Count up the lines in the following listing that hold the word "дому", then give only that count.
>> begin DATA PROVIDED
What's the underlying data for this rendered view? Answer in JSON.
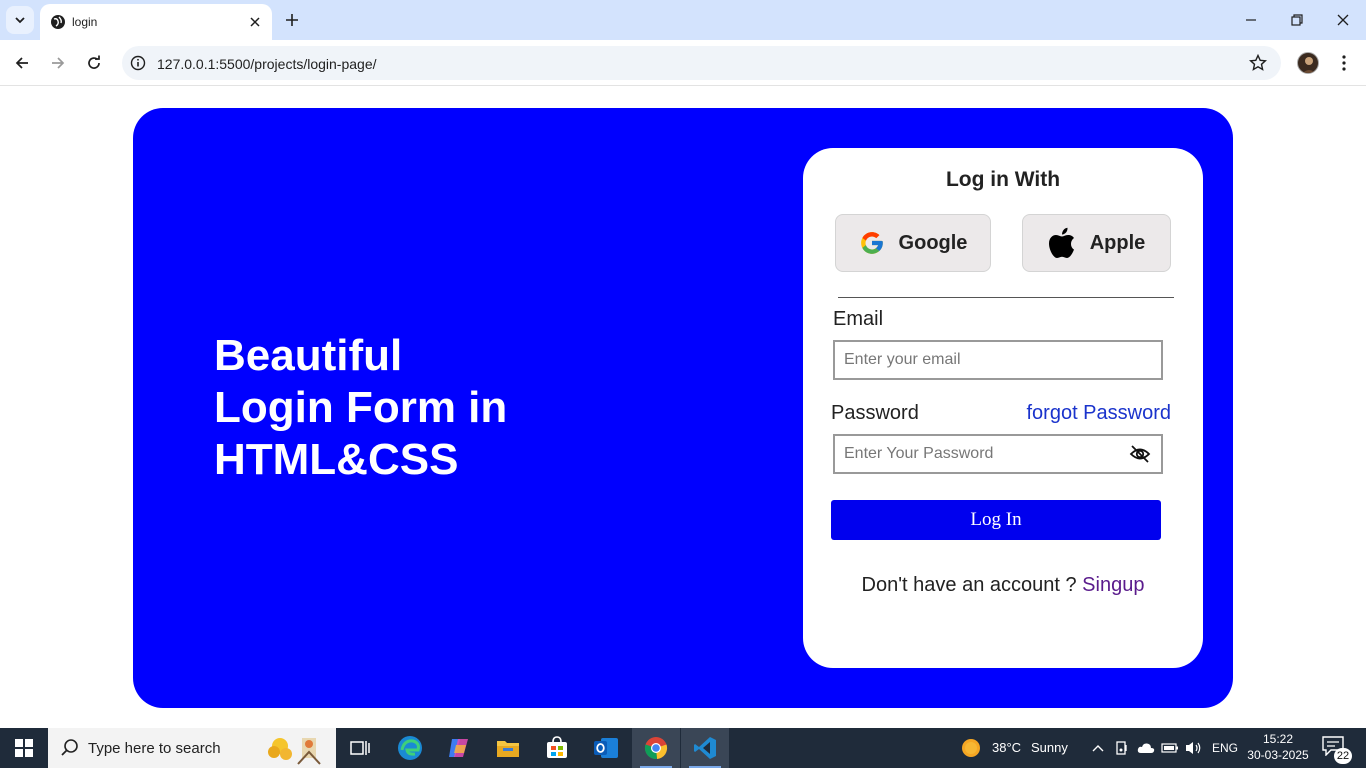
{
  "browser": {
    "tab_title": "login",
    "url": "127.0.0.1:5500/projects/login-page/"
  },
  "hero": {
    "heading_line1": "Beautiful",
    "heading_line2": "Login Form in",
    "heading_line3": "HTML&CSS",
    "background_color": "#0000ff"
  },
  "login_card": {
    "title": "Log in With",
    "google_label": "Google",
    "apple_label": "Apple",
    "email_label": "Email",
    "email_placeholder": "Enter your email",
    "password_label": "Password",
    "forgot_password": "forgot Password",
    "password_placeholder": "Enter Your Password",
    "login_button": "Log In",
    "signup_prompt": "Don't have an account ? ",
    "signup_link": "Singup"
  },
  "taskbar": {
    "search_placeholder": "Type here to search",
    "weather_temp": "38°C",
    "weather_text": "Sunny",
    "language": "ENG",
    "time": "15:22",
    "date": "30-03-2025",
    "notification_count": "22"
  }
}
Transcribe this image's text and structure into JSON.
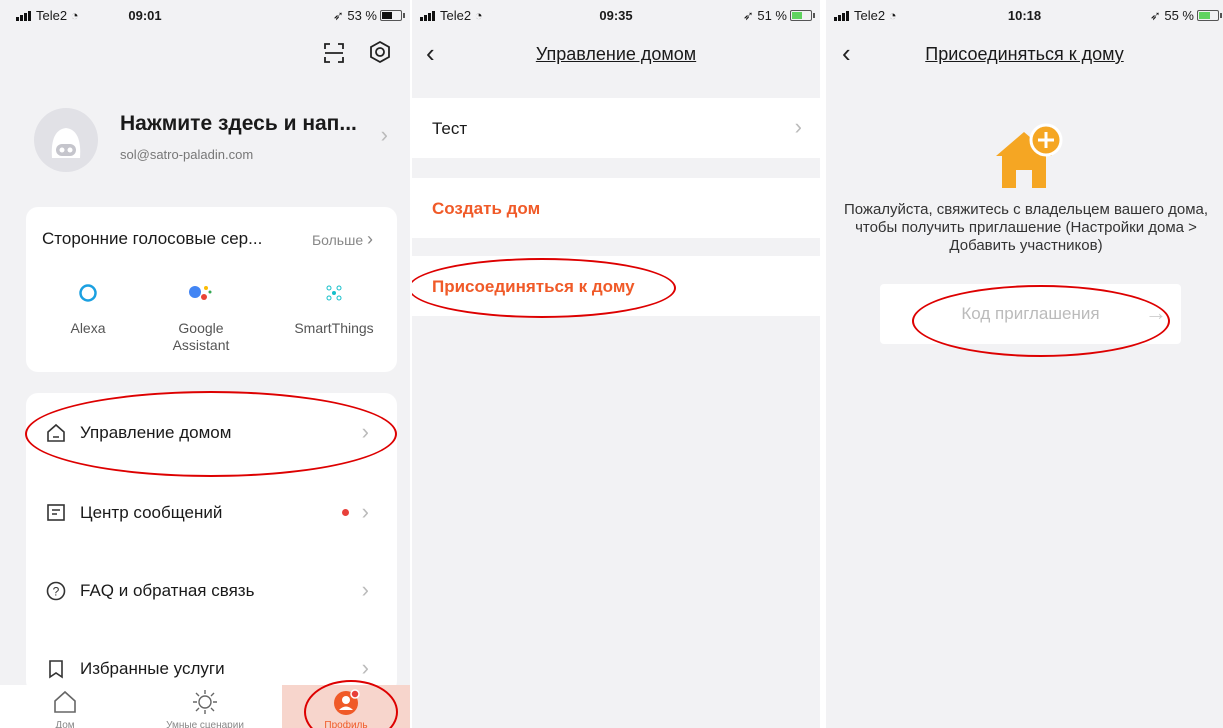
{
  "screens": [
    {
      "status": {
        "carrier": "Tele2",
        "time": "09:01",
        "battery": "53 %"
      },
      "profile": {
        "name": "Нажмите здесь и нап...",
        "email": "sol@satro-paladin.com"
      },
      "voice": {
        "title": "Сторонние голосовые сер...",
        "more": "Больше",
        "services": [
          {
            "label": "Alexa"
          },
          {
            "label": "Google\nAssistant"
          },
          {
            "label": "SmartThings"
          }
        ]
      },
      "menu": [
        {
          "label": "Управление домом",
          "icon": "house-icon"
        },
        {
          "label": "Центр сообщений",
          "icon": "message-icon"
        },
        {
          "label": "FAQ и обратная связь",
          "icon": "question-icon"
        },
        {
          "label": "Избранные услуги",
          "icon": "bookmark-icon"
        }
      ],
      "tabs": [
        {
          "label": "Дом"
        },
        {
          "label": "Умные сценарии"
        },
        {
          "label": "Профиль"
        }
      ]
    },
    {
      "status": {
        "carrier": "Tele2",
        "time": "09:35",
        "battery": "51 %"
      },
      "title": "Управление домом",
      "homes": [
        {
          "label": "Тест"
        }
      ],
      "create": "Создать дом",
      "join": "Присоединяться к дому"
    },
    {
      "status": {
        "carrier": "Tele2",
        "time": "10:18",
        "battery": "55 %"
      },
      "title": "Присоединяться к дому",
      "message": "Пожалуйста, свяжитесь с владельцем вашего дома, чтобы получить приглашение (Настройки дома > Добавить участников)",
      "code_placeholder": "Код приглашения"
    }
  ],
  "colors": {
    "accent": "#f05a28",
    "house": "#f5a623",
    "annotation": "#dd0000"
  }
}
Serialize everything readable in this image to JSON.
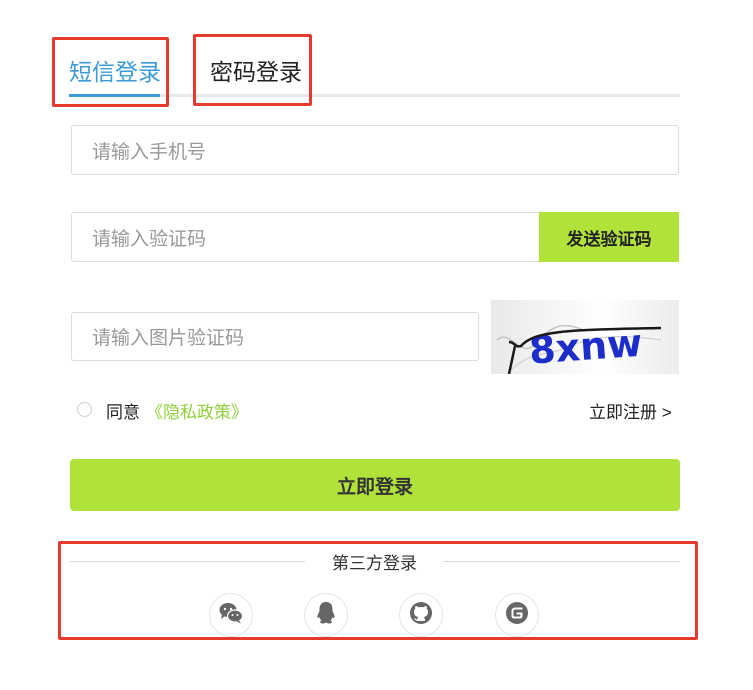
>> end DATA PROVIDED
**RESULT FOR THIS TASK:** 2